* [Given exercise]: Work through the material below line by line and say how many lines include the word "каждого". Only the number, please.

--- START OF Dataset content ---

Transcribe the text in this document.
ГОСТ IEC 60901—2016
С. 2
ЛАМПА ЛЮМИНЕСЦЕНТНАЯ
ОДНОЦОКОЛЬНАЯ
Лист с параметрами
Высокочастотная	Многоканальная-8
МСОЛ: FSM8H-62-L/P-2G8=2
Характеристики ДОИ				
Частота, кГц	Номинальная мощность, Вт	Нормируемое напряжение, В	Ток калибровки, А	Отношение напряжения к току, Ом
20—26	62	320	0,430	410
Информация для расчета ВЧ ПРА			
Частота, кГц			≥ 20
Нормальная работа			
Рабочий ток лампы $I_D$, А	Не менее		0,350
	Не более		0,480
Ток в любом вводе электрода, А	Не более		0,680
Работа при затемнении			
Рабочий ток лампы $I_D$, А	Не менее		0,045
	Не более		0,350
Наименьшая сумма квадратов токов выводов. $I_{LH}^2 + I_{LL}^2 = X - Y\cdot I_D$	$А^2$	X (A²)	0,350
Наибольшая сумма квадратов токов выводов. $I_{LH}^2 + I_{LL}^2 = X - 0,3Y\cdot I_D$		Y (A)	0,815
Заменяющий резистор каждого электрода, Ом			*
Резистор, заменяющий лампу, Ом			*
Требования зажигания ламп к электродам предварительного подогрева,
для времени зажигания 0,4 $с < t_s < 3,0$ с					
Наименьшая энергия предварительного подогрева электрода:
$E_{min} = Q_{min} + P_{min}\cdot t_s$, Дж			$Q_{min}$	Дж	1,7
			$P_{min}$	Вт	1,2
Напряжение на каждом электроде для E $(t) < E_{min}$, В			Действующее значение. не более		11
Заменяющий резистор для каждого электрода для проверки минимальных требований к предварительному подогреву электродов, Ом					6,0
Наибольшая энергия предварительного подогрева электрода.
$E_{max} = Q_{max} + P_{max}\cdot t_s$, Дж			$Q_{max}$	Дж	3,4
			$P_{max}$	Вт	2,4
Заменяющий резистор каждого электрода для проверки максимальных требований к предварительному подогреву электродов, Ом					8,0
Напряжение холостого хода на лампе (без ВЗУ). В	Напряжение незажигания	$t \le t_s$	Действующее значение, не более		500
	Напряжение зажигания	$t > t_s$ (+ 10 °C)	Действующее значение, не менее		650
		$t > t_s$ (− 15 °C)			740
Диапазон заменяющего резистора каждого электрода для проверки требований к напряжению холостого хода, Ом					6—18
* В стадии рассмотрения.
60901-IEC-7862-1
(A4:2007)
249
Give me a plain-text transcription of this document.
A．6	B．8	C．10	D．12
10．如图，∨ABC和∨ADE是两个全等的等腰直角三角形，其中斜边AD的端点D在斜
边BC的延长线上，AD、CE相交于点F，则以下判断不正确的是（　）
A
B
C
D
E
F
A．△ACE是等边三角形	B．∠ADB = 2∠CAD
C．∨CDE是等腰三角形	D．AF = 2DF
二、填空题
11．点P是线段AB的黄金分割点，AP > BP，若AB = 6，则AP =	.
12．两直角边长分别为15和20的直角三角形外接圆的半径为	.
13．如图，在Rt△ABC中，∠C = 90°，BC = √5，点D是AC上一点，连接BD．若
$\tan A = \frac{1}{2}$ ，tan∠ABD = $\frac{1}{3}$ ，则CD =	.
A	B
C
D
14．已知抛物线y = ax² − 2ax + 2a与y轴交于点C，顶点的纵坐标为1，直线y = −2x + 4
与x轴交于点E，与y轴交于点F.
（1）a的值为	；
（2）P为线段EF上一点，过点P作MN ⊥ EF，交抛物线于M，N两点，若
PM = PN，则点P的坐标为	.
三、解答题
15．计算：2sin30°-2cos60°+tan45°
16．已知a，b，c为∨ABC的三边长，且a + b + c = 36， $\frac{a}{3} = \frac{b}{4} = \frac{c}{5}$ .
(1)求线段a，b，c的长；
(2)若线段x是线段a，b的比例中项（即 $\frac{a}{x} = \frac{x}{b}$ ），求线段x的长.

--- END OF Dataset content ---
--- START OF Dataset content ---

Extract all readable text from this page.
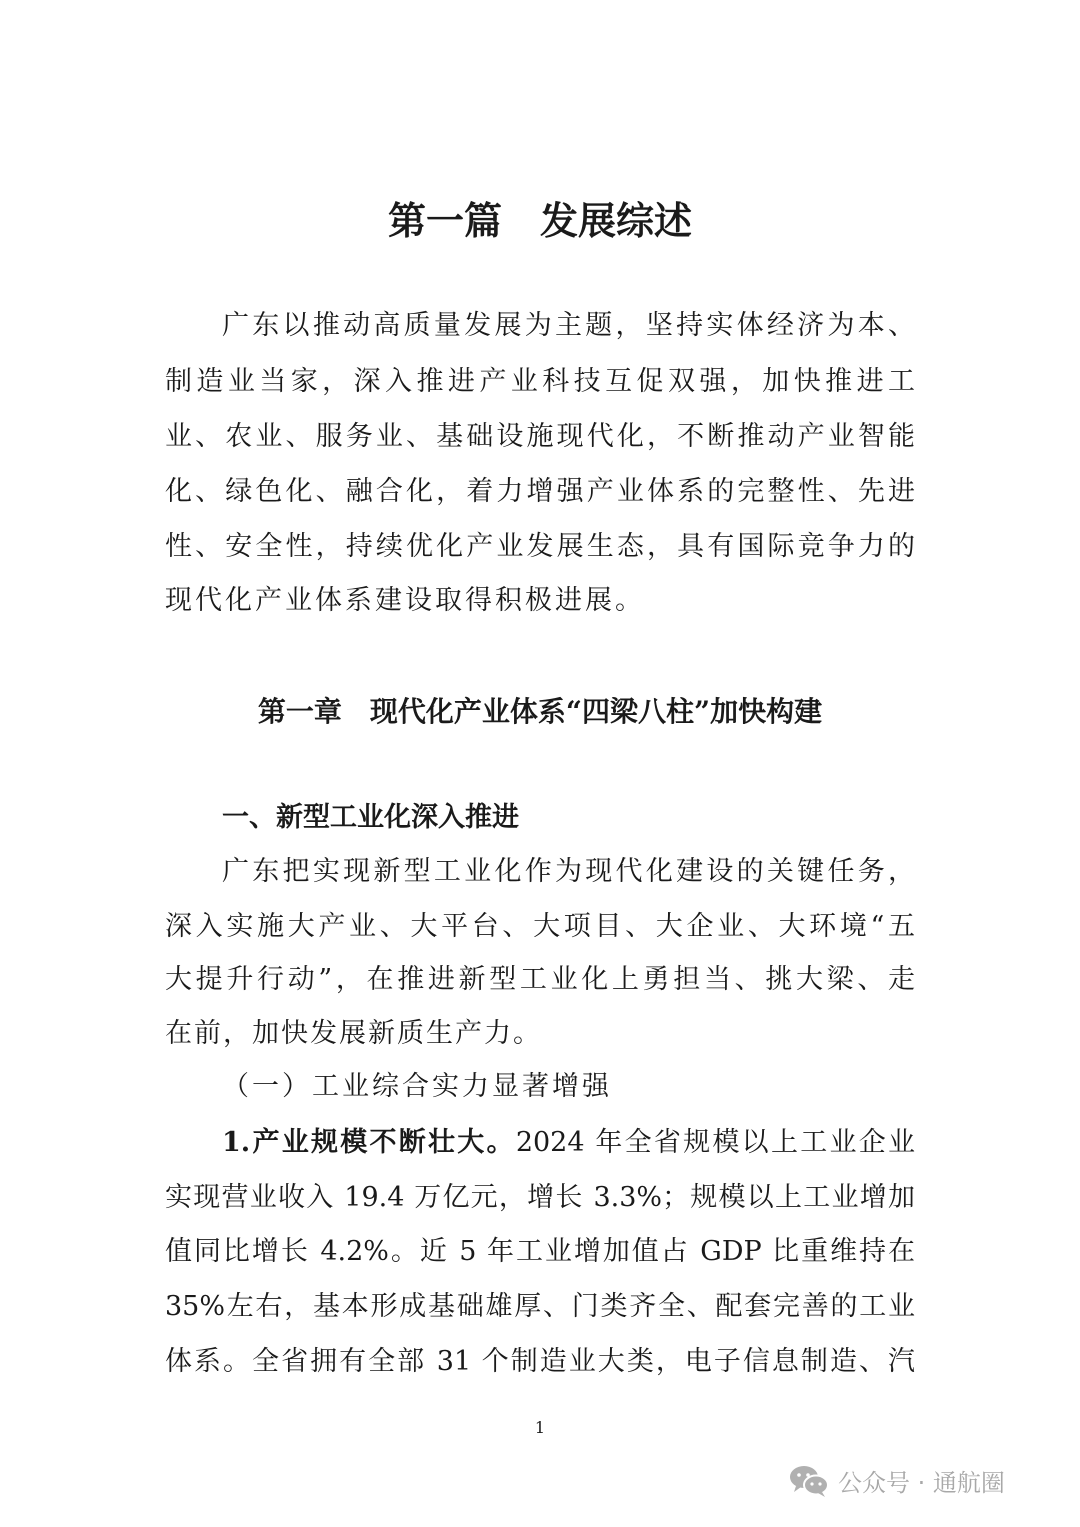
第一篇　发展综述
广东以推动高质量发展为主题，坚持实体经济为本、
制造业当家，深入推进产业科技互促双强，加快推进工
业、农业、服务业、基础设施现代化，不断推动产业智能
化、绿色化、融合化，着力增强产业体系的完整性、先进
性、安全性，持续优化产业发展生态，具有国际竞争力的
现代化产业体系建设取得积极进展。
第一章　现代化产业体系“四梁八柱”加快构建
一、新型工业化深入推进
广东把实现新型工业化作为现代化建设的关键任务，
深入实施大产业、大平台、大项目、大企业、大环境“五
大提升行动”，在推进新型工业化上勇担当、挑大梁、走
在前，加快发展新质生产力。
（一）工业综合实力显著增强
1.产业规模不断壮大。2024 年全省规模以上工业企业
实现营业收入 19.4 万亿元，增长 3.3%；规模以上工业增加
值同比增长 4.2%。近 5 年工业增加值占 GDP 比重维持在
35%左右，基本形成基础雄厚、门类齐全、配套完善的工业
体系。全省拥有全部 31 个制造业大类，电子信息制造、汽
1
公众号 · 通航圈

--- END OF Dataset content ---

* [Finished task]: 4